(EXERCISE INSTRUCTIONS): Find the lines that hold "στην". Report only how many there are.

[Data records]
###

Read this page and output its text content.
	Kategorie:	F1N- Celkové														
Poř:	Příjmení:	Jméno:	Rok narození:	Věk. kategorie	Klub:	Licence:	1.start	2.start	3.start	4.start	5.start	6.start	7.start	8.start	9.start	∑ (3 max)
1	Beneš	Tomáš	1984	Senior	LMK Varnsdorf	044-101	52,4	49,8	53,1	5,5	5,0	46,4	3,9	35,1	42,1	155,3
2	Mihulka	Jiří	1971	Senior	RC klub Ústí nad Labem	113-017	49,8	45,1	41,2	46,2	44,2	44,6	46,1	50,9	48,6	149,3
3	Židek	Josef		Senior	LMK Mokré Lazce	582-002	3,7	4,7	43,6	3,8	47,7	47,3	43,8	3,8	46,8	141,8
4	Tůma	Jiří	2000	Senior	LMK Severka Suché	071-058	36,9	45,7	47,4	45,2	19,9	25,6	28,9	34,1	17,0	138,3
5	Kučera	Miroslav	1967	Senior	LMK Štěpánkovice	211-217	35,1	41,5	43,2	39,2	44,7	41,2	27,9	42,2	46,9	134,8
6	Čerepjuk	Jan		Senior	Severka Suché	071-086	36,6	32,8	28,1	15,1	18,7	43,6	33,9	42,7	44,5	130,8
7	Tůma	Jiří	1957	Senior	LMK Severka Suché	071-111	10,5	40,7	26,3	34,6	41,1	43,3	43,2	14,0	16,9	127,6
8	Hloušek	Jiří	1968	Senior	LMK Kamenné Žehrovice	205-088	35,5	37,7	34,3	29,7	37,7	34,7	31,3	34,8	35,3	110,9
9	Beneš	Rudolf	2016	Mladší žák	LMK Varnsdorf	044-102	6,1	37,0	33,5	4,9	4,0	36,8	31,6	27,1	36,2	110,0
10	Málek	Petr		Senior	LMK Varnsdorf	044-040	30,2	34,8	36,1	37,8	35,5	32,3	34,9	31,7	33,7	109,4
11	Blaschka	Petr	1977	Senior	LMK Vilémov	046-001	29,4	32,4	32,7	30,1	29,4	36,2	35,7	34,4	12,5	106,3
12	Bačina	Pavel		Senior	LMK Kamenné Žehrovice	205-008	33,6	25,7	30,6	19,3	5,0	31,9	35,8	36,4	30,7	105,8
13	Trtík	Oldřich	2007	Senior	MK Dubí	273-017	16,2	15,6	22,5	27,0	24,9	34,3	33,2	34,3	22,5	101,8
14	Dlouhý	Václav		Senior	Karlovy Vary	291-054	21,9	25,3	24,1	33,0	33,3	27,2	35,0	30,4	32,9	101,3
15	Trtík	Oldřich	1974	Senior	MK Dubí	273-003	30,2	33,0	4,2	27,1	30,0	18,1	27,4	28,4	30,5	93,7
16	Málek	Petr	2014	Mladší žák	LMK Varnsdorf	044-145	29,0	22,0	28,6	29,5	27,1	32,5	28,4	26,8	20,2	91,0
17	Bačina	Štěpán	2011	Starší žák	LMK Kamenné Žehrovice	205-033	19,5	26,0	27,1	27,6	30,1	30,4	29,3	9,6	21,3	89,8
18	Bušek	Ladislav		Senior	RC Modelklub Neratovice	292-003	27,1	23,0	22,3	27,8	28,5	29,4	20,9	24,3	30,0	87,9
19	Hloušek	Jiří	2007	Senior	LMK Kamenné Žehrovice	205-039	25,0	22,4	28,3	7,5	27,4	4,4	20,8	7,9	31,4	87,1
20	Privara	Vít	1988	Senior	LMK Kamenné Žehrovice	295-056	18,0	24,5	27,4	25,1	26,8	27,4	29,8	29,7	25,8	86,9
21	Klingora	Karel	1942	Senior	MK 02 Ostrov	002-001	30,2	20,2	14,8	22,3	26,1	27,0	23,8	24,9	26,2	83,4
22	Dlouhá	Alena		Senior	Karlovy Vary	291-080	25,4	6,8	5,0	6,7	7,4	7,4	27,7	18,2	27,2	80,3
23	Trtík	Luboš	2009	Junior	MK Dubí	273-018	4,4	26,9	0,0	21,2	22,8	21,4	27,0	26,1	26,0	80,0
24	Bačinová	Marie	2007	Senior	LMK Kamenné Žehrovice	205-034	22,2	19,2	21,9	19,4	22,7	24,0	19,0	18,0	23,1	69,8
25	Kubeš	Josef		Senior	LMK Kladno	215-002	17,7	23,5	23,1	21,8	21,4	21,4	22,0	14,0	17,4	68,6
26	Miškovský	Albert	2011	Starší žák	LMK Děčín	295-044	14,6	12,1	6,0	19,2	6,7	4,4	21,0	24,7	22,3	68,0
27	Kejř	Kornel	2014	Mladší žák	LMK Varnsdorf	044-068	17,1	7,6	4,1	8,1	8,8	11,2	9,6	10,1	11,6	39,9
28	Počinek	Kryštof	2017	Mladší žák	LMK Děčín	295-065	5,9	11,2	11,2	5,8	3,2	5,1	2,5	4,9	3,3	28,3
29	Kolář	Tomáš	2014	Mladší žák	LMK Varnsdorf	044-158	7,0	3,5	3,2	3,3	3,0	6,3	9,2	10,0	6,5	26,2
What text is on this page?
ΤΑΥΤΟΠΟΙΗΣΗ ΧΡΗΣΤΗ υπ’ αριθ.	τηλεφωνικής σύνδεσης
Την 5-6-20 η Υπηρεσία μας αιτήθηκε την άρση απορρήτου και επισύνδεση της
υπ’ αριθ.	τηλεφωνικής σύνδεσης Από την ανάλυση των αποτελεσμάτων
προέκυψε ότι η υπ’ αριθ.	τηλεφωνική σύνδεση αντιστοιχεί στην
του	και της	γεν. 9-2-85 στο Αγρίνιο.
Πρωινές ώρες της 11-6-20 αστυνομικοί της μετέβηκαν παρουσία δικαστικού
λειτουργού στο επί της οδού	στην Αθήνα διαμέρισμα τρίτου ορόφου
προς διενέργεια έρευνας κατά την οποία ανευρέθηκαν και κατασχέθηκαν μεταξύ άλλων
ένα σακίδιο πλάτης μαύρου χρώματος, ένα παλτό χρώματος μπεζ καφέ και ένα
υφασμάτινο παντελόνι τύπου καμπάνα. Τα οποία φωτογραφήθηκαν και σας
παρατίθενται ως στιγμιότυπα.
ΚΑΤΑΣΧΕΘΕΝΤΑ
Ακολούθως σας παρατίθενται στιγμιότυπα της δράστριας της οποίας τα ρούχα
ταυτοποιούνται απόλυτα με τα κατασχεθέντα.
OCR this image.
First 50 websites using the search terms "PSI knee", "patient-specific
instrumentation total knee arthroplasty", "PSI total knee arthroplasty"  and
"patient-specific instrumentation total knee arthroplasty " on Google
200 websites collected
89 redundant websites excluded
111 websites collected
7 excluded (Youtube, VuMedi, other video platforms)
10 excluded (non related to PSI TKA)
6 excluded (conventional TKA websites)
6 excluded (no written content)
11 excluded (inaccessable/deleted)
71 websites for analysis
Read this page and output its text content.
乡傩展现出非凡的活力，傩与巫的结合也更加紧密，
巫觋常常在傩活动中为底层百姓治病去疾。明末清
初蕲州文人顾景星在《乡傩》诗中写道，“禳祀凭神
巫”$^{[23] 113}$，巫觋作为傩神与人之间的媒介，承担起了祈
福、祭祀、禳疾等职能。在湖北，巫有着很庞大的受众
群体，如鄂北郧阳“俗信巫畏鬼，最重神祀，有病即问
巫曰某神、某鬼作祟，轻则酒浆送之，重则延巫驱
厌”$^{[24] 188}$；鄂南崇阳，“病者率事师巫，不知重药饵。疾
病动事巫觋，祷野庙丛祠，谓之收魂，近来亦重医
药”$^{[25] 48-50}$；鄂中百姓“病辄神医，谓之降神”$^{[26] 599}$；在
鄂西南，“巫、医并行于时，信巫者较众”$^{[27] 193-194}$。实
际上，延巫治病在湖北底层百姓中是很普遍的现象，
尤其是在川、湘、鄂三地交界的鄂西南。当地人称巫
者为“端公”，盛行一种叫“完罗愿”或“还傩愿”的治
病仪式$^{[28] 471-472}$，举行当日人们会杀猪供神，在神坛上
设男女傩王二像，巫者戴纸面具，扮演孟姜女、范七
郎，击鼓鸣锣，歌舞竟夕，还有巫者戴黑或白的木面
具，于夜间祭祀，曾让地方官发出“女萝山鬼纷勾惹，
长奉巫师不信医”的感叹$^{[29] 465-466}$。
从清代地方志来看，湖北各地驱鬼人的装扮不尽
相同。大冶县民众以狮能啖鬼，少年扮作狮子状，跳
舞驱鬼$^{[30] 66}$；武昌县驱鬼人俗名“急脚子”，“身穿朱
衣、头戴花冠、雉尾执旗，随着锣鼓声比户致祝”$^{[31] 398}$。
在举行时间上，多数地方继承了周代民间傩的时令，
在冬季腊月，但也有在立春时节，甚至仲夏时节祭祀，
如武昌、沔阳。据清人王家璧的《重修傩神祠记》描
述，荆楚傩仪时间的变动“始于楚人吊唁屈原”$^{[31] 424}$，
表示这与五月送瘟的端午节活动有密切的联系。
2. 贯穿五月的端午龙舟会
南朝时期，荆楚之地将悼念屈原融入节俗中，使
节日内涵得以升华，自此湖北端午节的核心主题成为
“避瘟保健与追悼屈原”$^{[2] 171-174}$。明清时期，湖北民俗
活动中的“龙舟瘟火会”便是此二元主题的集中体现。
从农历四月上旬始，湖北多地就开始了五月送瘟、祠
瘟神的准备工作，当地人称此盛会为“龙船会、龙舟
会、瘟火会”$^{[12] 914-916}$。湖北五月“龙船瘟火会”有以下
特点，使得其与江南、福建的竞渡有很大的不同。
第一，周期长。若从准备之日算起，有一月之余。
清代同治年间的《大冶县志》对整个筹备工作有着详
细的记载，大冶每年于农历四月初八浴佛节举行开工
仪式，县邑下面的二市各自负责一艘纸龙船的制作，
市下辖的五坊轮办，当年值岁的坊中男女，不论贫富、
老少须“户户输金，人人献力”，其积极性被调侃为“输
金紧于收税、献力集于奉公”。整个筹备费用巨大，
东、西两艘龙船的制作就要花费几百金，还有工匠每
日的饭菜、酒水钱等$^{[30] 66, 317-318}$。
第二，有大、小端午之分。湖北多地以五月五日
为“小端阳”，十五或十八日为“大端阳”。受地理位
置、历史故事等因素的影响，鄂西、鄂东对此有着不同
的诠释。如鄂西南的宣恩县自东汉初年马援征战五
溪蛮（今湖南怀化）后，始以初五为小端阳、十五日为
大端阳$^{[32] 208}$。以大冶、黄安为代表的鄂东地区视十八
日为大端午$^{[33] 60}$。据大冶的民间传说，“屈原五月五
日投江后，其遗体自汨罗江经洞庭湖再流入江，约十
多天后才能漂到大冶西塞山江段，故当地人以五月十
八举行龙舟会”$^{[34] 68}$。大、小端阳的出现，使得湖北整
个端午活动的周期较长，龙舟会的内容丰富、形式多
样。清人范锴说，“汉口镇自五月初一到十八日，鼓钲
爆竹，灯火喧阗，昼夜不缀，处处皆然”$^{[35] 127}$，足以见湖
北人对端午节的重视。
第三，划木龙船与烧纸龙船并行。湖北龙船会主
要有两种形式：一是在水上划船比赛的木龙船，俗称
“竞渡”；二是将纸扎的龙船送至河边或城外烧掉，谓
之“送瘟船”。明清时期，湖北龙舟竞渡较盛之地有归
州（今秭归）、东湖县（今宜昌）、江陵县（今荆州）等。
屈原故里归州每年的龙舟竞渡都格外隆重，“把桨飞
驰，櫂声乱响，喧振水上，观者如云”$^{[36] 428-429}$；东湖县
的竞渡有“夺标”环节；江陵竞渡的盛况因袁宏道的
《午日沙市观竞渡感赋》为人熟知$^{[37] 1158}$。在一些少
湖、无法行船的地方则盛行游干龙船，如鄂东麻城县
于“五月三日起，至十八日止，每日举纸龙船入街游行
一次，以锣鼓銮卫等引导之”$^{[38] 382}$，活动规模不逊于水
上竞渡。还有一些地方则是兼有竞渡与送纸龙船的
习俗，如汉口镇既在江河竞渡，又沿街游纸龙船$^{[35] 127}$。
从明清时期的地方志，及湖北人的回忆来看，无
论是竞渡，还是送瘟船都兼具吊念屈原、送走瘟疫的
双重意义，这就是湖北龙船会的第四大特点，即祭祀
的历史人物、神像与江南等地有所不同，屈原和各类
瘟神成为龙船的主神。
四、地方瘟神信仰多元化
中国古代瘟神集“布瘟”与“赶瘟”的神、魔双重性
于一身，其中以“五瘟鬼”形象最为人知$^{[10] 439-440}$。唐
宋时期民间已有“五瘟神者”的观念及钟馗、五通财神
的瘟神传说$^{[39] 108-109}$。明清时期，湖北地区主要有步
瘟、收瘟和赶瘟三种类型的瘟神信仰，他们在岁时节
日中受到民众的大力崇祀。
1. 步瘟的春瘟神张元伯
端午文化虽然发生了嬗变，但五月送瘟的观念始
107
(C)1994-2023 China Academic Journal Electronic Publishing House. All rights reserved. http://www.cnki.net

###

(FULL SOLUTION): 2